[Start DATA SUPPLIED]
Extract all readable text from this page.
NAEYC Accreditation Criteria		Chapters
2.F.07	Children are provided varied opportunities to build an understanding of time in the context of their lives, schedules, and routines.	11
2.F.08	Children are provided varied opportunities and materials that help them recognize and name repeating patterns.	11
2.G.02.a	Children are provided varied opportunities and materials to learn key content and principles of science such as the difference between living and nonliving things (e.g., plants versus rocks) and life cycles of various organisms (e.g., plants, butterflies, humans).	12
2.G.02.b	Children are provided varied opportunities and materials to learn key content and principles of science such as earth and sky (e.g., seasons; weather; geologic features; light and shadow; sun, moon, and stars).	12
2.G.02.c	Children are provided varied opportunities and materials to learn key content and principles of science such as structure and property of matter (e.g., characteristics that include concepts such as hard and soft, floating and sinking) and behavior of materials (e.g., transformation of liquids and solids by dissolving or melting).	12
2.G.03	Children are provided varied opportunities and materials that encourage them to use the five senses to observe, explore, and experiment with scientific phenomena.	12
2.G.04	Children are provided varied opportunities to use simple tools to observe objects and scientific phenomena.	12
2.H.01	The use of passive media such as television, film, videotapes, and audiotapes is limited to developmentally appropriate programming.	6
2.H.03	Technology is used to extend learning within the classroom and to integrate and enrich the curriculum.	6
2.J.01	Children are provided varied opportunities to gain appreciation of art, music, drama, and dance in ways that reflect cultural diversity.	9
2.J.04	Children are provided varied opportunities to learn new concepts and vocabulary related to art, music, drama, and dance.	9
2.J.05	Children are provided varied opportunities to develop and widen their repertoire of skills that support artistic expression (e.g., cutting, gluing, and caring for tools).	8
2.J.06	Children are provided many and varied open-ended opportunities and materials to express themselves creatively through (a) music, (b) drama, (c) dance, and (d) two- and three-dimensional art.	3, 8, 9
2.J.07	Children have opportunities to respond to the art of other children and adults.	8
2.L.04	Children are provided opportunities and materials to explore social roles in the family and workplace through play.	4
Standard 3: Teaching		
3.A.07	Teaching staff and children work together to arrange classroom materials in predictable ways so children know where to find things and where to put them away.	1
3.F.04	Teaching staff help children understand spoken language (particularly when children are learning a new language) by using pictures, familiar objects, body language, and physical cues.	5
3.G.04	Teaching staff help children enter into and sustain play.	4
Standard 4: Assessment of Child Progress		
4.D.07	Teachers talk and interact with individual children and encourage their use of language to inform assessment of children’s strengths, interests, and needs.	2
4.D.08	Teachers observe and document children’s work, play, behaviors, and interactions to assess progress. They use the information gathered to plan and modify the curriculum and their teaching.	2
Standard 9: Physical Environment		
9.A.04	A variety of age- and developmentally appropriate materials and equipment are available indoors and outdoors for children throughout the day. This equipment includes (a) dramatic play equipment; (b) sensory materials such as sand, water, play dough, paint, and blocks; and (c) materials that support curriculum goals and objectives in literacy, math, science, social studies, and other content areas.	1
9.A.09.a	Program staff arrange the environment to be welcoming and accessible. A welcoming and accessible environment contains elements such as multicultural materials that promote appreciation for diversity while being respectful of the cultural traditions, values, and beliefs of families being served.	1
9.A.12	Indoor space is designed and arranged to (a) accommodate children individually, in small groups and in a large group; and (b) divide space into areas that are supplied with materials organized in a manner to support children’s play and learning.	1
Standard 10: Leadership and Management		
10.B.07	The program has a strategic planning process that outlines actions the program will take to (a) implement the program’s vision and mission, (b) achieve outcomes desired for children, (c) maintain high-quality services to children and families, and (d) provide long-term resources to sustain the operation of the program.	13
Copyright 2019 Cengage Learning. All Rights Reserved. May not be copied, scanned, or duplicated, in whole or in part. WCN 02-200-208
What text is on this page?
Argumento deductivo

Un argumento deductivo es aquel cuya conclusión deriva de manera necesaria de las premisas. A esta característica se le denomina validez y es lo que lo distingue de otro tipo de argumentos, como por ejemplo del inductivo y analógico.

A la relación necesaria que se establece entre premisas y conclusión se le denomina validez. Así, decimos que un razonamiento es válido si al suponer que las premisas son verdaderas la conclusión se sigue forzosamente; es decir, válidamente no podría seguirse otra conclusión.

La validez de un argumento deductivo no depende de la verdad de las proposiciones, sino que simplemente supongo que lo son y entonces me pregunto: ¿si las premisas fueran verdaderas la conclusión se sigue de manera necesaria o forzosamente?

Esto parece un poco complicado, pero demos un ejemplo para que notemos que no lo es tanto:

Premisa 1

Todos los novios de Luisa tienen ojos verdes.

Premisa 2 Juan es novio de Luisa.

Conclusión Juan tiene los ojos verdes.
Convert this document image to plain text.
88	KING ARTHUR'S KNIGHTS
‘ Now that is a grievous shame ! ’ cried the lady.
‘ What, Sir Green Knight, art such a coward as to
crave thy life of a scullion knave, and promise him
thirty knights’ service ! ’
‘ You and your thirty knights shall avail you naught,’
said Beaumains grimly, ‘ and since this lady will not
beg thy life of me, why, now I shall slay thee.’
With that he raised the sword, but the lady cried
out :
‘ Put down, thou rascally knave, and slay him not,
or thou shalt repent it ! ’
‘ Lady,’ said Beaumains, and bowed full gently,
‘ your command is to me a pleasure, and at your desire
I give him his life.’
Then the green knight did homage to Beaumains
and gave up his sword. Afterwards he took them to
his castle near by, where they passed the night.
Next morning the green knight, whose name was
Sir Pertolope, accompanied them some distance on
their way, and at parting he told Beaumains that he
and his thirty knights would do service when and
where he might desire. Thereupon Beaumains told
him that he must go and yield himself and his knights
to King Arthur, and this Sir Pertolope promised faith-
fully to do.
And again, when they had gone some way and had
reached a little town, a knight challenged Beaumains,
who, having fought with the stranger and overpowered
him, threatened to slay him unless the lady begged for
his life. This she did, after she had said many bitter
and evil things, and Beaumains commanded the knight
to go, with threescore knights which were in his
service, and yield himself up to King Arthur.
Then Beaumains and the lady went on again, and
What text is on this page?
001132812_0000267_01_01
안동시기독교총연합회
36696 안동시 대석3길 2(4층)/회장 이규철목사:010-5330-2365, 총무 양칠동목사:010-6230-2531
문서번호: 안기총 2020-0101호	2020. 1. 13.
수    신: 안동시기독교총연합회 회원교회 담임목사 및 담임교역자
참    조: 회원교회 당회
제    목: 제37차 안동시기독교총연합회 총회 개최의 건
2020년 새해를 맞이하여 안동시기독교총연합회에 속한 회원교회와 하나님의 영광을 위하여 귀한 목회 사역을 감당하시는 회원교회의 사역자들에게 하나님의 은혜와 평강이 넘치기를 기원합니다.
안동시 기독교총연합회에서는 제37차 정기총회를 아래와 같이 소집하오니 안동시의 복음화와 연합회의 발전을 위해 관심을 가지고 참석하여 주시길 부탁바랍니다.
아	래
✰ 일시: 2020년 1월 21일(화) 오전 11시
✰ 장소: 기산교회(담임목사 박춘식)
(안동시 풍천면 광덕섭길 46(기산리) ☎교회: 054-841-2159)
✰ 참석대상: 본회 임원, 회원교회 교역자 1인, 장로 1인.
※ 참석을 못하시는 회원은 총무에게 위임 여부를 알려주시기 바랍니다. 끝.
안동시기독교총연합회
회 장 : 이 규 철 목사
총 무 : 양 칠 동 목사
[End DATA SUPPLIED]
Copy out each line of the data containing the string "sustain".

### THE REPLY
3.G.04	Teaching staff help children enter into and sustain play.	4
10.B.07	The program has a strategic planning process that outlines actions the program will take to (a) implement the program’s vision and mission, (b) achieve outcomes desired for children, (c) maintain high-quality services to children and families, and (d) provide long-term resources to sustain the operation of the program.	13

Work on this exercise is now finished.